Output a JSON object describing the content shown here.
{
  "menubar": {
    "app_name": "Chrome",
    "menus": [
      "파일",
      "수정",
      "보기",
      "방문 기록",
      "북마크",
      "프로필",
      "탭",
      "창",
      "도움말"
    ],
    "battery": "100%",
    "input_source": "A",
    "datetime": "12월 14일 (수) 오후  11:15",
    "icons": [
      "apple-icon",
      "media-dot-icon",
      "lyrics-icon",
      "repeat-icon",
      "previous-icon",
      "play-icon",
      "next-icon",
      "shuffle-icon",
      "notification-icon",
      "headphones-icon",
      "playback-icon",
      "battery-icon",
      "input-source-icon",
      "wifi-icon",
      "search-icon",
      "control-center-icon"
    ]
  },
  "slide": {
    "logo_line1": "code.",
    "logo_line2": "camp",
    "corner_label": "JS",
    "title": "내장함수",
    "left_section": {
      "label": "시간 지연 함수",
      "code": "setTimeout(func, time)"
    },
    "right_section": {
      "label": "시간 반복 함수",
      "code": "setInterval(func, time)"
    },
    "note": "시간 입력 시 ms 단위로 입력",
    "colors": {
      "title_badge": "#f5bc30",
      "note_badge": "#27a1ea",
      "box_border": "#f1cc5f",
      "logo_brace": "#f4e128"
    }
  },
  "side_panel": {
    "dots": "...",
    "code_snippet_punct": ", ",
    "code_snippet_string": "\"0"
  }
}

──────────

Written task => Reproduce the listing in full. Keep it exactly as written.

Response to this exercise =>
Output a JSON object describing the content shown here.
{
  "menubar": {
    "app_name": "Chrome",
    "menus": [
      "파일",
      "수정",
      "보기",
      "방문 기록",
      "북마크",
      "프로필",
      "탭",
      "창",
      "도움말"
    ],
    "battery": "100%",
    "input_source": "A",
    "datetime": "12월 14일 (수) 오후  11:15",
    "icons": [
      "apple-icon",
      "media-dot-icon",
      "lyrics-icon",
      "repeat-icon",
      "previous-icon",
      "play-icon",
      "next-icon",
      "shuffle-icon",
      "notification-icon",
      "headphones-icon",
      "playback-icon",
      "battery-icon",
      "input-source-icon",
      "wifi-icon",
      "search-icon",
      "control-center-icon"
    ]
  },
  "slide": {
    "logo_line1": "code.",
    "logo_line2": "camp",
    "corner_label": "JS",
    "title": "내장함수",
    "left_section": {
      "label": "시간 지연 함수",
      "code": "setTimeout(func, time)"
    },
    "right_section": {
      "label": "시간 반복 함수",
      "code": "setInterval(func, time)"
    },
    "note": "시간 입력 시 ms 단위로 입력",
    "colors": {
      "title_badge": "#f5bc30",
      "note_badge": "#27a1ea",
      "box_border": "#f1cc5f",
      "logo_brace": "#f4e128"
    }
  },
  "side_panel": {
    "dots": "...",
    "code_snippet_punct": ", ",
    "code_snippet_string": "\"0"
  }
}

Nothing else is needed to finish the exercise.